[Extracted entries start]

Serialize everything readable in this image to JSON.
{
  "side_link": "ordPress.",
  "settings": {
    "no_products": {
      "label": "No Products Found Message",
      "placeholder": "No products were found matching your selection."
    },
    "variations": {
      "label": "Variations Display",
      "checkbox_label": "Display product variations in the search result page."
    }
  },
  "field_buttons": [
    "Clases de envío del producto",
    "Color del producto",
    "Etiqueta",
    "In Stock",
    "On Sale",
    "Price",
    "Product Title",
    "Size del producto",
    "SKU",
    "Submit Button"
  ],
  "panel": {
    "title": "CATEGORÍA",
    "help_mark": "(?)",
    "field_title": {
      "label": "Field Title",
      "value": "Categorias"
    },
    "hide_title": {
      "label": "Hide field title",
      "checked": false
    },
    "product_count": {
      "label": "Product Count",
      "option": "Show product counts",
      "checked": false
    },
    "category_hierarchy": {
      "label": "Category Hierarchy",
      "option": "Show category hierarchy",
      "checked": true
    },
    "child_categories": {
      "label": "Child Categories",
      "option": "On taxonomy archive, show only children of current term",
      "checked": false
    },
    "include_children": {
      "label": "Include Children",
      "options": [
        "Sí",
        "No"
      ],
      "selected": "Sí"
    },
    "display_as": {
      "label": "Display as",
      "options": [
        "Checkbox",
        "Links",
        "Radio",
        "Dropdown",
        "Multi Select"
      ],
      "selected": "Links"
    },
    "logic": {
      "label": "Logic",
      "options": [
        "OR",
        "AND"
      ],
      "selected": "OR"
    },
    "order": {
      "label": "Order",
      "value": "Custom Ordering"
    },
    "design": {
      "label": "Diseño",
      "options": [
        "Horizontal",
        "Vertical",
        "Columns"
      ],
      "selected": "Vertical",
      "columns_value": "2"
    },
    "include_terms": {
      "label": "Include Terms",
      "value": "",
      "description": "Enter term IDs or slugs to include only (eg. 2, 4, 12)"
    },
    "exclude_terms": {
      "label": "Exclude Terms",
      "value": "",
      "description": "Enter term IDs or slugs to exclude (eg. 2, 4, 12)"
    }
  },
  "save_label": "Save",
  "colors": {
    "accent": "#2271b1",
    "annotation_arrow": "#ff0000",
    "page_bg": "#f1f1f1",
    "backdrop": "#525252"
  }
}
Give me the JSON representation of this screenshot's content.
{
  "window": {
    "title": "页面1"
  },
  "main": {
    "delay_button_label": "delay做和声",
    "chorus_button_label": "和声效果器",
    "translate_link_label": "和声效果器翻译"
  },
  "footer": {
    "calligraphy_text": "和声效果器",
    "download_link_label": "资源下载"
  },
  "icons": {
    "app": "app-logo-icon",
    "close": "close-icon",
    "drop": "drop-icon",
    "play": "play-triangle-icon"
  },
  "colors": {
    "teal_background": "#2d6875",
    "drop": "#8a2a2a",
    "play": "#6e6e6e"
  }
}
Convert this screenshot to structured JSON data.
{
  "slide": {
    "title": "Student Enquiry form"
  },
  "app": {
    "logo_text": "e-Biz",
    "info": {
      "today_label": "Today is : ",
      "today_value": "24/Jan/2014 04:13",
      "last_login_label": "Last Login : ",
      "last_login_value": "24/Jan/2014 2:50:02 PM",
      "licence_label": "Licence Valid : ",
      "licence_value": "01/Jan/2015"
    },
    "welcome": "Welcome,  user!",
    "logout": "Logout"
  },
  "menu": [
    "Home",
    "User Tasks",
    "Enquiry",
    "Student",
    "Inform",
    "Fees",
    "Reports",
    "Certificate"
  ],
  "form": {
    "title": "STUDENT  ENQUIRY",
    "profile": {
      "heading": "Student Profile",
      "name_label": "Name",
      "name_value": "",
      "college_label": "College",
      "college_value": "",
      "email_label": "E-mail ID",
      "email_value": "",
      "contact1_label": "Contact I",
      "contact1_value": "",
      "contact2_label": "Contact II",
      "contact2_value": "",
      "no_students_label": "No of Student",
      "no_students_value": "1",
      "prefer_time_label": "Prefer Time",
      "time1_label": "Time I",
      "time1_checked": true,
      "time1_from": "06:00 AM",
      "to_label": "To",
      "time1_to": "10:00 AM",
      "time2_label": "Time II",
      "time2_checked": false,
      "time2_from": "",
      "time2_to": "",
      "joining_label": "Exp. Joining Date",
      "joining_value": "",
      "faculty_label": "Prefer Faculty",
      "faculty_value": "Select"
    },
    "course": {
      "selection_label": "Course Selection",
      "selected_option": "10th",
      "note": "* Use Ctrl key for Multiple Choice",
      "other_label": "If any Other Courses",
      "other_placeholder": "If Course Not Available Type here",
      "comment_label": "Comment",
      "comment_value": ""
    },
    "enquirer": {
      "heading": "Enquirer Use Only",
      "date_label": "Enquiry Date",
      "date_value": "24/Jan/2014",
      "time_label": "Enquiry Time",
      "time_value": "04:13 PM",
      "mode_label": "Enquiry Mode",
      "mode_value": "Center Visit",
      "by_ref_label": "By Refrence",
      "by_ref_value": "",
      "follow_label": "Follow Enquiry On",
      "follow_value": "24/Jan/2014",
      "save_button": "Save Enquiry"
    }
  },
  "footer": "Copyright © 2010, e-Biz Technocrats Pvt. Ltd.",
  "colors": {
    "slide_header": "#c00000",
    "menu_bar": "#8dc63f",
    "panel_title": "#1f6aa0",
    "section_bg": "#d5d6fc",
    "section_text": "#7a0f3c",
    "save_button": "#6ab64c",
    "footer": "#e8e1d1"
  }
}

[Extracted entries end]

• **Exercise objective**: In the entries above, count each line holding "description" and report the total and nothing more.

• **Solution to this exercise**: 2